Stored records
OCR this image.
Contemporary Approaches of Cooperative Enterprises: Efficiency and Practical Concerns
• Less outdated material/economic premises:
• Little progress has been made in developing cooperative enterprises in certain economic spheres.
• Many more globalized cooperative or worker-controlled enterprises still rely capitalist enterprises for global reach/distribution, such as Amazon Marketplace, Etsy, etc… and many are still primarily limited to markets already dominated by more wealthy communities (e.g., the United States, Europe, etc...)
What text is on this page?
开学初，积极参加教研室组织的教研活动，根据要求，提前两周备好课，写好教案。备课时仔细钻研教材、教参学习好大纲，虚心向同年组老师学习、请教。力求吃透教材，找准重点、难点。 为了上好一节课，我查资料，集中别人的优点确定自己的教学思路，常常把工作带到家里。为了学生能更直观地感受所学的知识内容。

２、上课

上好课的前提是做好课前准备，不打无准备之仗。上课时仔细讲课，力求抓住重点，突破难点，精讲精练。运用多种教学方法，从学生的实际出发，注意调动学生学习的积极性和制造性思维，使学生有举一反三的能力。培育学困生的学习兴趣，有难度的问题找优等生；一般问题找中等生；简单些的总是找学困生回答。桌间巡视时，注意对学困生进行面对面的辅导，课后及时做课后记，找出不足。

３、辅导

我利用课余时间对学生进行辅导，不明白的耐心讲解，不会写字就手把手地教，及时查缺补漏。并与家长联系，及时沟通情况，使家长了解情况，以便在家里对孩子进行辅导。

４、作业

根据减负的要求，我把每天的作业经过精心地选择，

GIVEN REQUEST: Exactly and only the lines from the one containing "What text is on this page?" through the end of the material are to be reproduced, both ends included.

TASK OUTPUT:
What text is on this page?
开学初，积极参加教研室组织的教研活动，根据要求，提前两周备好课，写好教案。备课时仔细钻研教材、教参学习好大纲，虚心向同年组老师学习、请教。力求吃透教材，找准重点、难点。 为了上好一节课，我查资料，集中别人的优点确定自己的教学思路，常常把工作带到家里。为了学生能更直观地感受所学的知识内容。

２、上课

上好课的前提是做好课前准备，不打无准备之仗。上课时仔细讲课，力求抓住重点，突破难点，精讲精练。运用多种教学方法，从学生的实际出发，注意调动学生学习的积极性和制造性思维，使学生有举一反三的能力。培育学困生的学习兴趣，有难度的问题找优等生；一般问题找中等生；简单些的总是找学困生回答。桌间巡视时，注意对学困生进行面对面的辅导，课后及时做课后记，找出不足。

３、辅导

我利用课余时间对学生进行辅导，不明白的耐心讲解，不会写字就手把手地教，及时查缺补漏。并与家长联系，及时沟通情况，使家长了解情况，以便在家里对孩子进行辅导。

４、作业

根据减负的要求，我把每天的作业经过精心地选择，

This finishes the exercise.